**Aim:** Rename "coin-capsule" to "coin-holder" in the material starting at its first line and ending at the line that contains "capsule-frosted-center [186, 355, 232, 384]", and give those lines again with nothing else changed.

**Extracted information:**
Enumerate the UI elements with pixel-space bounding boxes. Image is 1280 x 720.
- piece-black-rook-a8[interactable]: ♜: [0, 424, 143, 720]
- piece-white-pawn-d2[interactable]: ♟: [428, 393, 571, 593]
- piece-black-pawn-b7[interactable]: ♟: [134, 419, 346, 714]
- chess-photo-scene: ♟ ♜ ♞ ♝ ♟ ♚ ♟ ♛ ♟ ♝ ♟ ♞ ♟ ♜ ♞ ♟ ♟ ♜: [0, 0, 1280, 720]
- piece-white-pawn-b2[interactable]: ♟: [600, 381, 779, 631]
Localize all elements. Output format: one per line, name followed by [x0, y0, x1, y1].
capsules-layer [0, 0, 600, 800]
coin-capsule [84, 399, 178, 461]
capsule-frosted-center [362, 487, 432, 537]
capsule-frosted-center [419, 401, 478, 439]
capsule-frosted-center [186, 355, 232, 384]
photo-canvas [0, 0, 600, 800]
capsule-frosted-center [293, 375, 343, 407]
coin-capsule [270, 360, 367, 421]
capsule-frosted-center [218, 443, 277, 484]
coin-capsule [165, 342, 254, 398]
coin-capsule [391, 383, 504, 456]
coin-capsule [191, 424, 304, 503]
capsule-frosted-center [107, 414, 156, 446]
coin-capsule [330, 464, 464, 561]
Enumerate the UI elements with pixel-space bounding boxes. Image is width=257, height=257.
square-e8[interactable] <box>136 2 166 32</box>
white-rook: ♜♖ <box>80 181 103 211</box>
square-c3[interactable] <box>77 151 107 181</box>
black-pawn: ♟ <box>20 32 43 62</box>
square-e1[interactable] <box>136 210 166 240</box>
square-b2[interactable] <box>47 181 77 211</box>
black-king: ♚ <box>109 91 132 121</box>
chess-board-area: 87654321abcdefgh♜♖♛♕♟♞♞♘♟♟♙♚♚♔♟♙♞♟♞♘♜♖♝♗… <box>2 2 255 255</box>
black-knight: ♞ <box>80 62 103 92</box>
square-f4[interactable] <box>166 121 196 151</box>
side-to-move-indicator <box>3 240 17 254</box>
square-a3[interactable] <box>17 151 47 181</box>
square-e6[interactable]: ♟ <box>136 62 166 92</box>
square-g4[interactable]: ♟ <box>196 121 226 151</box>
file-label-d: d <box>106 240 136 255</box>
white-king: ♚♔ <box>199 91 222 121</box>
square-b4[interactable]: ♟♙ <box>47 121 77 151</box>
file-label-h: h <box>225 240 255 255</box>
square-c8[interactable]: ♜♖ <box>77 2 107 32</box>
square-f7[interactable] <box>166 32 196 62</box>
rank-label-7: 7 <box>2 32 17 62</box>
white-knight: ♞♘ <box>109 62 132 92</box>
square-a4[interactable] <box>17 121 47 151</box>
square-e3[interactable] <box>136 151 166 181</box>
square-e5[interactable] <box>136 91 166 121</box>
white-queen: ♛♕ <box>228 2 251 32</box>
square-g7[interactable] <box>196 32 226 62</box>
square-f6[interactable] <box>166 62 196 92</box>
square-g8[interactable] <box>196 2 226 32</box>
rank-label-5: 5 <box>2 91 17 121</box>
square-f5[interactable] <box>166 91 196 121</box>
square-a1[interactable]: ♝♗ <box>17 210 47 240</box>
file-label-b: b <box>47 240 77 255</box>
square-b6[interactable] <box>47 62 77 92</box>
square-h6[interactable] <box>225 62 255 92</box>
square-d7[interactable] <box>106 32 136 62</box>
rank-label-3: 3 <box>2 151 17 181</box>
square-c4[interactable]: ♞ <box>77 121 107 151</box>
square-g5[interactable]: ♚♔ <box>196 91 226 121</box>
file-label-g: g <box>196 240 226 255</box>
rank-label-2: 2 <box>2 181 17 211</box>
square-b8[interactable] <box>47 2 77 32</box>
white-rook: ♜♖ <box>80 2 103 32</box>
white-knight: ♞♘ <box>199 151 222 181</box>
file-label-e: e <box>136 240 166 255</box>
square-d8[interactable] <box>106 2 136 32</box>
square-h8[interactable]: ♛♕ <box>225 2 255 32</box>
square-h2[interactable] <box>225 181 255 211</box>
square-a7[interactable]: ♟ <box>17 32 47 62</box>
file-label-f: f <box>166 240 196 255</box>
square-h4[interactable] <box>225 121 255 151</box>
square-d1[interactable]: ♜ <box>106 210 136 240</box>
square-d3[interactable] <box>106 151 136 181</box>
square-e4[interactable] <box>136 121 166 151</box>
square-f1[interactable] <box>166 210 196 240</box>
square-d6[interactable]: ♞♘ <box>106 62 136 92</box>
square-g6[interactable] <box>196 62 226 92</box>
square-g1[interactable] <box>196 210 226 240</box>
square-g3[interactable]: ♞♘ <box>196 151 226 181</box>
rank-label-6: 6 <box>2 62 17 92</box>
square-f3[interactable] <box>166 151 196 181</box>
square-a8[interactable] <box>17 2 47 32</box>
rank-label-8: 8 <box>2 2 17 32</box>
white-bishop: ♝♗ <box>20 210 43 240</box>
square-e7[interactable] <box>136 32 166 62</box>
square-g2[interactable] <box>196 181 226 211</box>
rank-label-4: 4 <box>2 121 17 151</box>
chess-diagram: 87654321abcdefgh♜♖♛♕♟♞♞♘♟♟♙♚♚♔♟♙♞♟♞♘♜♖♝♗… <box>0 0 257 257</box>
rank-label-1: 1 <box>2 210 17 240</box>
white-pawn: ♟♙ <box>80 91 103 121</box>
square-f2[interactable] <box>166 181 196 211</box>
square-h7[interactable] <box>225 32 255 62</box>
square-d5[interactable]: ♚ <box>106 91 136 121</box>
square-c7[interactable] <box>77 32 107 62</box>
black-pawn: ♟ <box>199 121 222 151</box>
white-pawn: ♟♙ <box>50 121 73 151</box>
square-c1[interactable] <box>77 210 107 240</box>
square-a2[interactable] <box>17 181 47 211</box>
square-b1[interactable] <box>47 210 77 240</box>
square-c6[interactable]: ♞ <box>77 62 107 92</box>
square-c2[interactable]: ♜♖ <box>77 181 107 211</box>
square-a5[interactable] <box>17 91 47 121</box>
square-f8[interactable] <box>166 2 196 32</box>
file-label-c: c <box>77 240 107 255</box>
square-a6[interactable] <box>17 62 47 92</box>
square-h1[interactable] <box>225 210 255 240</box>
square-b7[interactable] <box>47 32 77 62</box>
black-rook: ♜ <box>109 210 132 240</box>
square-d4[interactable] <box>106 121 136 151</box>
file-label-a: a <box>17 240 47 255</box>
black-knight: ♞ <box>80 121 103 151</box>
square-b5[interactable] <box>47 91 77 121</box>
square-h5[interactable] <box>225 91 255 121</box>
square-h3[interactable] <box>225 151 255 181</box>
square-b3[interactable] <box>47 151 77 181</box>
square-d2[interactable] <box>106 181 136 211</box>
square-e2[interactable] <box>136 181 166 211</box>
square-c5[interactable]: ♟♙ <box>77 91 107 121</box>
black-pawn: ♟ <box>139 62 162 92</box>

**Output for this task:**
Enumerate the UI elements with pixel-space bounding boxes. Image is 1280 x 720.
- piece-black-rook-a8[interactable]: ♜: [0, 424, 143, 720]
- piece-white-pawn-d2[interactable]: ♟: [428, 393, 571, 593]
- piece-black-pawn-b7[interactable]: ♟: [134, 419, 346, 714]
- chess-photo-scene: ♟ ♜ ♞ ♝ ♟ ♚ ♟ ♛ ♟ ♝ ♟ ♞ ♟ ♜ ♞ ♟ ♟ ♜: [0, 0, 1280, 720]
- piece-white-pawn-b2[interactable]: ♟: [600, 381, 779, 631]
Localize all elements. Output format: one per line, name followed by [x0, y0, x1, y1].
capsules-layer [0, 0, 600, 800]
coin-holder [84, 399, 178, 461]
capsule-frosted-center [362, 487, 432, 537]
capsule-frosted-center [419, 401, 478, 439]
capsule-frosted-center [186, 355, 232, 384]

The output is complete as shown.